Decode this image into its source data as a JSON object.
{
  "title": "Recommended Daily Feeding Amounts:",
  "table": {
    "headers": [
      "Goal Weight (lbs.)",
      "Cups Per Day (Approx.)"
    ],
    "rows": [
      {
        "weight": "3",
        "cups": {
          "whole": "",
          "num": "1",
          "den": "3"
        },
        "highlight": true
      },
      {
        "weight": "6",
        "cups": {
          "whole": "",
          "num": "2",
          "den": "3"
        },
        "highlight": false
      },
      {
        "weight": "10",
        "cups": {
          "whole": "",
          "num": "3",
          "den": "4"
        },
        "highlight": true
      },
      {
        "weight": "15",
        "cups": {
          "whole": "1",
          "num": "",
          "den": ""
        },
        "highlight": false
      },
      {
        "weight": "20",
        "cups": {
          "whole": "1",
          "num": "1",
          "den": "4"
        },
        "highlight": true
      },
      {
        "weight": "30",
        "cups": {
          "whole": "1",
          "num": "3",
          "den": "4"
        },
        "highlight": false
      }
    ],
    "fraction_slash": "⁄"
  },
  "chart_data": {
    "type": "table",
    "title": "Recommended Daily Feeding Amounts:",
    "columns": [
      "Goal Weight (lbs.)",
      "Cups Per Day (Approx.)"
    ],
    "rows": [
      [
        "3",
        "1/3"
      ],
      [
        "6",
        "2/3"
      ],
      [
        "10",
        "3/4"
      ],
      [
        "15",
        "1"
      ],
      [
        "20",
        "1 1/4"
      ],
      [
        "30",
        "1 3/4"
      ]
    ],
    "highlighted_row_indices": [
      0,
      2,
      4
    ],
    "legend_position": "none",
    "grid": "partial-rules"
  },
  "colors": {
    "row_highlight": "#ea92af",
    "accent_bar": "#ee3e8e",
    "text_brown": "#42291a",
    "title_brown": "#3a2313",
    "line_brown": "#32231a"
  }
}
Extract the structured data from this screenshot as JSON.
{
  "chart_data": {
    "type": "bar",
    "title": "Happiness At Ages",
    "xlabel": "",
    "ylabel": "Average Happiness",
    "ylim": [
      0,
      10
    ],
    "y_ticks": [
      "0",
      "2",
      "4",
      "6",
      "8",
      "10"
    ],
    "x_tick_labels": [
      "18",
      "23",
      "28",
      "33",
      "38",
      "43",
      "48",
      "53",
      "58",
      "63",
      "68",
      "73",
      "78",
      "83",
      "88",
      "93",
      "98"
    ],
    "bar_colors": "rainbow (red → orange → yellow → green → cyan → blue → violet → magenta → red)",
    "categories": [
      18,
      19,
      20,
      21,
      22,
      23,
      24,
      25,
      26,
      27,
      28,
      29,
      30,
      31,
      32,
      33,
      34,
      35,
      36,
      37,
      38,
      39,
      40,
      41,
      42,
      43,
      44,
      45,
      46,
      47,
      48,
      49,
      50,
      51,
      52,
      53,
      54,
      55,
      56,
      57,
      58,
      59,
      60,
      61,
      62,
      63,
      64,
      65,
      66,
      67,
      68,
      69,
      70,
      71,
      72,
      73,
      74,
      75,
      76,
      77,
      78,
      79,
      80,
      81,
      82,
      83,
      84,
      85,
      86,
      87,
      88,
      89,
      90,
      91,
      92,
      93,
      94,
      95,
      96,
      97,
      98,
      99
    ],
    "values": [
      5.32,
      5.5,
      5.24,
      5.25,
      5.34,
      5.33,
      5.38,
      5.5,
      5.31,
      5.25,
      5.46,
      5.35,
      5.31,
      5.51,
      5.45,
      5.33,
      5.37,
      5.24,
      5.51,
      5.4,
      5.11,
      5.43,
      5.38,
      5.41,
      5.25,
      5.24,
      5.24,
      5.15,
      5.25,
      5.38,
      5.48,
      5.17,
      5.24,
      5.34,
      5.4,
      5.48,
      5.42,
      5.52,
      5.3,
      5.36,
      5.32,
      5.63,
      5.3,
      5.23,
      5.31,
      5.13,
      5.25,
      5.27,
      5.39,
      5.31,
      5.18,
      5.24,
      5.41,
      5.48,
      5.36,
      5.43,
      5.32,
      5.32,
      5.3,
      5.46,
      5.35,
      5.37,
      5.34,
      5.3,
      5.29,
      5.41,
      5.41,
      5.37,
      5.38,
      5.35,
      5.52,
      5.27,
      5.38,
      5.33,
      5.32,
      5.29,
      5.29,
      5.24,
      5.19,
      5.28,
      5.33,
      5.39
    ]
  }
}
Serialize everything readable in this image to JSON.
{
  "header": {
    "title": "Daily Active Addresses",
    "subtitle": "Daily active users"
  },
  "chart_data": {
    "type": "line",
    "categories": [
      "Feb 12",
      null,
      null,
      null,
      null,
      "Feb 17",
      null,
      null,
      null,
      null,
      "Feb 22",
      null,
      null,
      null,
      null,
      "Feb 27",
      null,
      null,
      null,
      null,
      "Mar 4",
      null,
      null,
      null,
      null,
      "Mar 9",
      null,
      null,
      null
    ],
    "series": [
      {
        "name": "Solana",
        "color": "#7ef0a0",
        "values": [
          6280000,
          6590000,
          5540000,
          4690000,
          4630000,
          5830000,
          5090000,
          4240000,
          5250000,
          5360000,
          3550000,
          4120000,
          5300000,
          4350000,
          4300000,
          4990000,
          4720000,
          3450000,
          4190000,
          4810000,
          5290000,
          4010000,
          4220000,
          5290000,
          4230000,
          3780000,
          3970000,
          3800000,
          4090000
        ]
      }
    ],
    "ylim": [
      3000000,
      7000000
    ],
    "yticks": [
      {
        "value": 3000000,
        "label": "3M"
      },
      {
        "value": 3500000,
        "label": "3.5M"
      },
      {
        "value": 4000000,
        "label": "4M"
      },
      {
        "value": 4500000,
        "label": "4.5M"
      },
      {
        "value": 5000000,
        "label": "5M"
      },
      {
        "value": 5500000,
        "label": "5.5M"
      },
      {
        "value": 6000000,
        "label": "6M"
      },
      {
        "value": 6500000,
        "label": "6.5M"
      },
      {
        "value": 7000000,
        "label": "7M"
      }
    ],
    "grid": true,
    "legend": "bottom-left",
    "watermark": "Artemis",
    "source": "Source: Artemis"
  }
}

* TASK GOAL
Nothing should be changed: write out all of the data as is.

* EXPECTED ANSWER
Decode this image into its source data as a JSON object.
{
  "title": "Recommended Daily Feeding Amounts:",
  "table": {
    "headers": [
      "Goal Weight (lbs.)",
      "Cups Per Day (Approx.)"
    ],
    "rows": [
      {
        "weight": "3",
        "cups": {
          "whole": "",
          "num": "1",
          "den": "3"
        },
        "highlight": true
      },
      {
        "weight": "6",
        "cups": {
          "whole": "",
          "num": "2",
          "den": "3"
        },
        "highlight": false
      },
      {
        "weight": "10",
        "cups": {
          "whole": "",
          "num": "3",
          "den": "4"
        },
        "highlight": true
      },
      {
        "weight": "15",
        "cups": {
          "whole": "1",
          "num": "",
          "den": ""
        },
        "highlight": false
      },
      {
        "weight": "20",
        "cups": {
          "whole": "1",
          "num": "1",
          "den": "4"
        },
        "highlight": true
      },
      {
        "weight": "30",
        "cups": {
          "whole": "1",
          "num": "3",
          "den": "4"
        },
        "highlight": false
      }
    ],
    "fraction_slash": "⁄"
  },
  "chart_data": {
    "type": "table",
    "title": "Recommended Daily Feeding Amounts:",
    "columns": [
      "Goal Weight (lbs.)",
      "Cups Per Day (Approx.)"
    ],
    "rows": [
      [
        "3",
        "1/3"
      ],
      [
        "6",
        "2/3"
      ],
      [
        "10",
        "3/4"
      ],
      [
        "15",
        "1"
      ],
      [
        "20",
        "1 1/4"
      ],
      [
        "30",
        "1 3/4"
      ]
    ],
    "highlighted_row_indices": [
      0,
      2,
      4
    ],
    "legend_position": "none",
    "grid": "partial-rules"
  },
  "colors": {
    "row_highlight": "#ea92af",
    "accent_bar": "#ee3e8e",
    "text_brown": "#42291a",
    "title_brown": "#3a2313",
    "line_brown": "#32231a"
  }
}
Extract the structured data from this screenshot as JSON.
{
  "chart_data": {
    "type": "bar",
    "title": "Happiness At Ages",
    "xlabel": "",
    "ylabel": "Average Happiness",
    "ylim": [
      0,
      10
    ],
    "y_ticks": [
      "0",
      "2",
      "4",
      "6",
      "8",
      "10"
    ],
    "x_tick_labels": [
      "18",
      "23",
      "28",
      "33",
      "38",
      "43",
      "48",
      "53",
      "58",
      "63",
      "68",
      "73",
      "78",
      "83",
      "88",
      "93",
      "98"
    ],
    "bar_colors": "rainbow (red → orange → yellow → green → cyan → blue → violet → magenta → red)",
    "categories": [
      18,
      19,
      20,
      21,
      22,
      23,
      24,
      25,
      26,
      27,
      28,
      29,
      30,
      31,
      32,
      33,
      34,
      35,
      36,
      37,
      38,
      39,
      40,
      41,
      42,
      43,
      44,
      45,
      46,
      47,
      48,
      49,
      50,
      51,
      52,
      53,
      54,
      55,
      56,
      57,
      58,
      59,
      60,
      61,
      62,
      63,
      64,
      65,
      66,
      67,
      68,
      69,
      70,
      71,
      72,
      73,
      74,
      75,
      76,
      77,
      78,
      79,
      80,
      81,
      82,
      83,
      84,
      85,
      86,
      87,
      88,
      89,
      90,
      91,
      92,
      93,
      94,
      95,
      96,
      97,
      98,
      99
    ],
    "values": [
      5.32,
      5.5,
      5.24,
      5.25,
      5.34,
      5.33,
      5.38,
      5.5,
      5.31,
      5.25,
      5.46,
      5.35,
      5.31,
      5.51,
      5.45,
      5.33,
      5.37,
      5.24,
      5.51,
      5.4,
      5.11,
      5.43,
      5.38,
      5.41,
      5.25,
      5.24,
      5.24,
      5.15,
      5.25,
      5.38,
      5.48,
      5.17,
      5.24,
      5.34,
      5.4,
      5.48,
      5.42,
      5.52,
      5.3,
      5.36,
      5.32,
      5.63,
      5.3,
      5.23,
      5.31,
      5.13,
      5.25,
      5.27,
      5.39,
      5.31,
      5.18,
      5.24,
      5.41,
      5.48,
      5.36,
      5.43,
      5.32,
      5.32,
      5.3,
      5.46,
      5.35,
      5.37,
      5.34,
      5.3,
      5.29,
      5.41,
      5.41,
      5.37,
      5.38,
      5.35,
      5.52,
      5.27,
      5.38,
      5.33,
      5.32,
      5.29,
      5.29,
      5.24,
      5.19,
      5.28,
      5.33,
      5.39
    ]
  }
}
Serialize everything readable in this image to JSON.
{
  "header": {
    "title": "Daily Active Addresses",
    "subtitle": "Daily active users"
  },
  "chart_data": {
    "type": "line",
    "categories": [
      "Feb 12",
      null,
      null,
      null,
      null,
      "Feb 17",
      null,
      null,
      null,
      null,
      "Feb 22",
      null,
      null,
      null,
      null,
      "Feb 27",
      null,
      null,
      null,
      null,
      "Mar 4",
      null,
      null,
      null,
      null,
      "Mar 9",
      null,
      null,
      null
    ],
    "series": [
      {
        "name": "Solana",
        "color": "#7ef0a0",
        "values": [
          6280000,
          6590000,
          5540000,
          4690000,
          4630000,
          5830000,
          5090000,
          4240000,
          5250000,
          5360000,
          3550000,
          4120000,
          5300000,
          4350000,
          4300000,
          4990000,
          4720000,
          3450000,
          4190000,
          4810000,
          5290000,
          4010000,
          4220000,
          5290000,
          4230000,
          3780000,
          3970000,
          3800000,
          4090000
        ]
      }
    ],
    "ylim": [
      3000000,
      7000000
    ],
    "yticks": [
      {
        "value": 3000000,
        "label": "3M"
      },
      {
        "value": 3500000,
        "label": "3.5M"
      },
      {
        "value": 4000000,
        "label": "4M"
      },
      {
        "value": 4500000,
        "label": "4.5M"
      },
      {
        "value": 5000000,
        "label": "5M"
      },
      {
        "value": 5500000,
        "label": "5.5M"
      },
      {
        "value": 6000000,
        "label": "6M"
      },
      {
        "value": 6500000,
        "label": "6.5M"
      },
      {
        "value": 7000000,
        "label": "7M"
      }
    ],
    "grid": true,
    "legend": "bottom-left",
    "watermark": "Artemis",
    "source": "Source: Artemis"
  }
}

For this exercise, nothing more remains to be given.